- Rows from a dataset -
^^^^^^^^
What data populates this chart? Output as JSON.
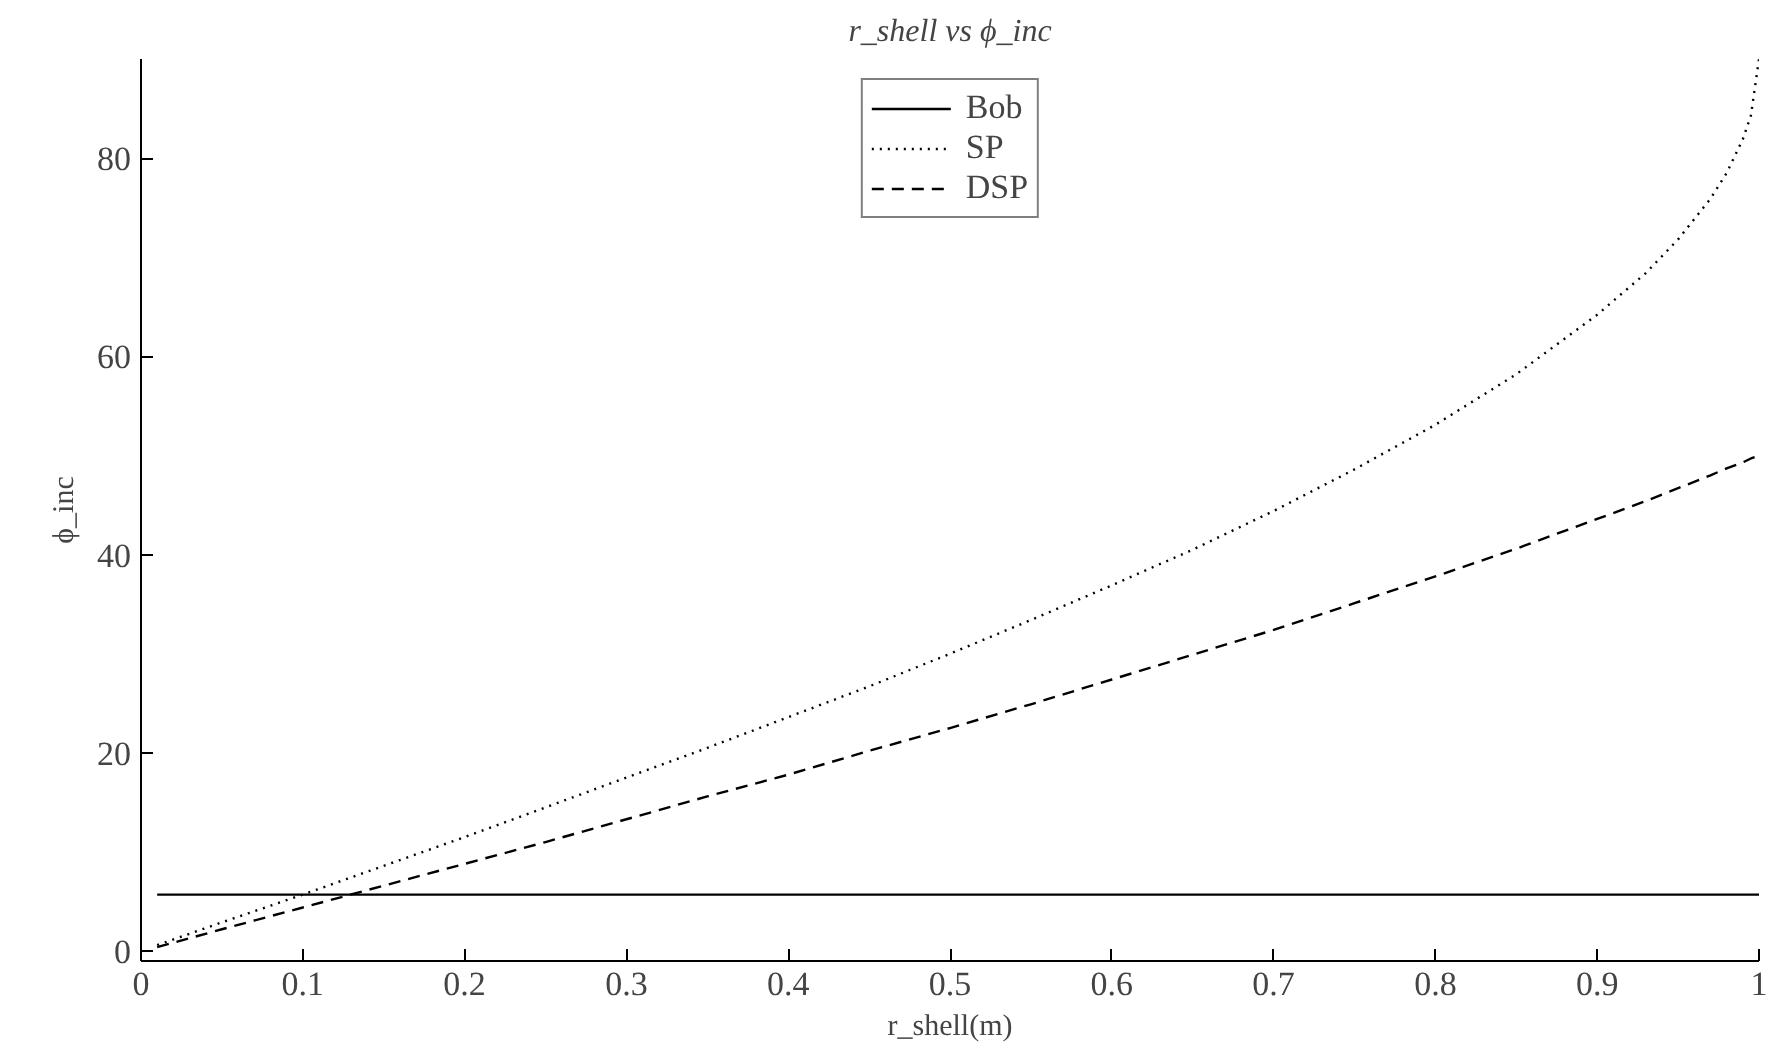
{
  "chart_data": {
    "type": "line",
    "title": "r_shell vs ϕ_inc",
    "xlabel": "r_shell(m)",
    "ylabel": "ϕ_inc",
    "xlim": [
      0,
      1
    ],
    "ylim": [
      -1,
      90
    ],
    "xticks": [
      0,
      0.1,
      0.2,
      0.3,
      0.4,
      0.5,
      0.6,
      0.7,
      0.8,
      0.9,
      1
    ],
    "yticks": [
      0,
      20,
      40,
      60,
      80
    ],
    "grid": false,
    "legend": "top",
    "marker": "none",
    "x": [
      0.01,
      0.05,
      0.1,
      0.15,
      0.2,
      0.25,
      0.3,
      0.35,
      0.4,
      0.45,
      0.5,
      0.55,
      0.6,
      0.65,
      0.7,
      0.75,
      0.8,
      0.85,
      0.9,
      0.93,
      0.95,
      0.97,
      0.98,
      0.99,
      0.995,
      1
    ],
    "series": [
      {
        "name": "Bob",
        "color": "#000000",
        "line_style": "solid",
        "x": [
          0.01,
          1
        ],
        "values": [
          5.7,
          5.7
        ]
      },
      {
        "name": "SP",
        "color": "#000000",
        "line_style": "dotted",
        "values": [
          0.6,
          2.9,
          5.7,
          8.6,
          11.5,
          14.5,
          17.5,
          20.5,
          23.6,
          26.7,
          30.0,
          33.4,
          36.9,
          40.5,
          44.4,
          48.6,
          53.1,
          58.2,
          64.2,
          68.4,
          71.8,
          75.9,
          78.5,
          81.9,
          84.3,
          90.0
        ]
      },
      {
        "name": "DSP",
        "color": "#000000",
        "line_style": "dashed",
        "values": [
          0.4,
          2.2,
          4.4,
          6.6,
          8.8,
          11.0,
          13.3,
          15.6,
          17.8,
          20.2,
          22.5,
          24.9,
          27.4,
          29.9,
          32.4,
          35.1,
          37.8,
          40.6,
          43.6,
          45.4,
          46.7,
          48.0,
          48.7,
          49.3,
          49.7,
          50.0
        ]
      }
    ]
  }
}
^^^^^^^^
- Problem requirements -
Transcribe all of the material exactly, leaving out whatever pictures it contains.

- Answer to this task -
What data populates this chart? Output as JSON.
{
  "chart_data": {
    "type": "line",
    "title": "r_shell vs ϕ_inc",
    "xlabel": "r_shell(m)",
    "ylabel": "ϕ_inc",
    "xlim": [
      0,
      1
    ],
    "ylim": [
      -1,
      90
    ],
    "xticks": [
      0,
      0.1,
      0.2,
      0.3,
      0.4,
      0.5,
      0.6,
      0.7,
      0.8,
      0.9,
      1
    ],
    "yticks": [
      0,
      20,
      40,
      60,
      80
    ],
    "grid": false,
    "legend": "top",
    "marker": "none",
    "x": [
      0.01,
      0.05,
      0.1,
      0.15,
      0.2,
      0.25,
      0.3,
      0.35,
      0.4,
      0.45,
      0.5,
      0.55,
      0.6,
      0.65,
      0.7,
      0.75,
      0.8,
      0.85,
      0.9,
      0.93,
      0.95,
      0.97,
      0.98,
      0.99,
      0.995,
      1
    ],
    "series": [
      {
        "name": "Bob",
        "color": "#000000",
        "line_style": "solid",
        "x": [
          0.01,
          1
        ],
        "values": [
          5.7,
          5.7
        ]
      },
      {
        "name": "SP",
        "color": "#000000",
        "line_style": "dotted",
        "values": [
          0.6,
          2.9,
          5.7,
          8.6,
          11.5,
          14.5,
          17.5,
          20.5,
          23.6,
          26.7,
          30.0,
          33.4,
          36.9,
          40.5,
          44.4,
          48.6,
          53.1,
          58.2,
          64.2,
          68.4,
          71.8,
          75.9,
          78.5,
          81.9,
          84.3,
          90.0
        ]
      },
      {
        "name": "DSP",
        "color": "#000000",
        "line_style": "dashed",
        "values": [
          0.4,
          2.2,
          4.4,
          6.6,
          8.8,
          11.0,
          13.3,
          15.6,
          17.8,
          20.2,
          22.5,
          24.9,
          27.4,
          29.9,
          32.4,
          35.1,
          37.8,
          40.6,
          43.6,
          45.4,
          46.7,
          48.0,
          48.7,
          49.3,
          49.7,
          50.0
        ]
      }
    ]
  }
}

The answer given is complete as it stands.